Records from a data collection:
================

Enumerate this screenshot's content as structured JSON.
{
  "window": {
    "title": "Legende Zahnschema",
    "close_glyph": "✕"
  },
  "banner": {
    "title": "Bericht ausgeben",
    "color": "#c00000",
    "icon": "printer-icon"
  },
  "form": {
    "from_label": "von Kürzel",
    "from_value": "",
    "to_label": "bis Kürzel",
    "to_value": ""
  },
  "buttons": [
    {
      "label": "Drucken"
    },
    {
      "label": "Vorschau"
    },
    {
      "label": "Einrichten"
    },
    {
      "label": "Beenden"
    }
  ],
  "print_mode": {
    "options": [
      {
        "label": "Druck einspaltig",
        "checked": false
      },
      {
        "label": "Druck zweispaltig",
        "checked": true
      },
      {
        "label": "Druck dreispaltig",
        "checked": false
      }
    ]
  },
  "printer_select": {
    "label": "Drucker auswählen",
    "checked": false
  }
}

================

Your task: Identify each line in the records above that contains the word "Kürzel", and copy it out in full.

Solution for this task:
    "from_label": "von Kürzel",
    "to_label": "bis Kürzel",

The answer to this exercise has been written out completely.